(What the exercise asks): List, from the lines below, each one with "near" in it.

(Exercise material):
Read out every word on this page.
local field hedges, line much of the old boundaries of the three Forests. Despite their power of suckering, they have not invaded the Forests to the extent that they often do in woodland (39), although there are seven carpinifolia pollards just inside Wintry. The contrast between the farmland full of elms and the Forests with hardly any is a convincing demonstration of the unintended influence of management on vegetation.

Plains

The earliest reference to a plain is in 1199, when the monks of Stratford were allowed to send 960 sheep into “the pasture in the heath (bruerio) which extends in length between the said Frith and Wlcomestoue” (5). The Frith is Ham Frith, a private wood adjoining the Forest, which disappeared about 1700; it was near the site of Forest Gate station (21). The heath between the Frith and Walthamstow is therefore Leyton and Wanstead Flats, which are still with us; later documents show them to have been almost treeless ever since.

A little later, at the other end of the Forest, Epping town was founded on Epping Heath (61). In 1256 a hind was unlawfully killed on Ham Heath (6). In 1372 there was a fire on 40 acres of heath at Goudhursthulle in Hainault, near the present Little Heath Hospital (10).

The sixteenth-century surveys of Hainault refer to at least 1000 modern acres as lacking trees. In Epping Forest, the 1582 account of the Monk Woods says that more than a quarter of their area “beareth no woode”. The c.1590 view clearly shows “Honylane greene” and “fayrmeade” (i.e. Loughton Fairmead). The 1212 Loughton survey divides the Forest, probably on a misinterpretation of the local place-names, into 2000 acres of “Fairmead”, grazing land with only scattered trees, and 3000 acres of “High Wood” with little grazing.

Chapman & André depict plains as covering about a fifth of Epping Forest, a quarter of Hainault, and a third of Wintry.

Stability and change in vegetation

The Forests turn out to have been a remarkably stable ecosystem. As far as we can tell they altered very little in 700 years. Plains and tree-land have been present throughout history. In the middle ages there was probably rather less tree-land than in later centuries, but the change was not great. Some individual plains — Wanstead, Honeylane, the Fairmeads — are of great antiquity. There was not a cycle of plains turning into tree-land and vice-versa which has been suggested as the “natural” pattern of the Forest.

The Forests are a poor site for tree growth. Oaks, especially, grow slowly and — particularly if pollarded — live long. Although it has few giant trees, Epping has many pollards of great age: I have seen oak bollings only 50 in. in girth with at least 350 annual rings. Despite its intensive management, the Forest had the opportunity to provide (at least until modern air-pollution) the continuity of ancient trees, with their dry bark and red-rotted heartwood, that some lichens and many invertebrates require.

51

(Response below):
The earliest reference to a plain is in 1199, when the monks of Stratford were allowed to send 960 sheep into “the pasture in the heath (bruerio) which extends in length between the said Frith and Wlcomestoue” (5). The Frith is Ham Frith, a private wood adjoining the Forest, which disappeared about 1700; it was near the site of Forest Gate station (21). The heath between the Frith and Walthamstow is therefore Leyton and Wanstead Flats, which are still with us; later documents show them to have been almost treeless ever since.
A little later, at the other end of the Forest, Epping town was founded on Epping Heath (61). In 1256 a hind was unlawfully killed on Ham Heath (6). In 1372 there was a fire on 40 acres of heath at Goudhursthulle in Hainault, near the present Little Heath Hospital (10).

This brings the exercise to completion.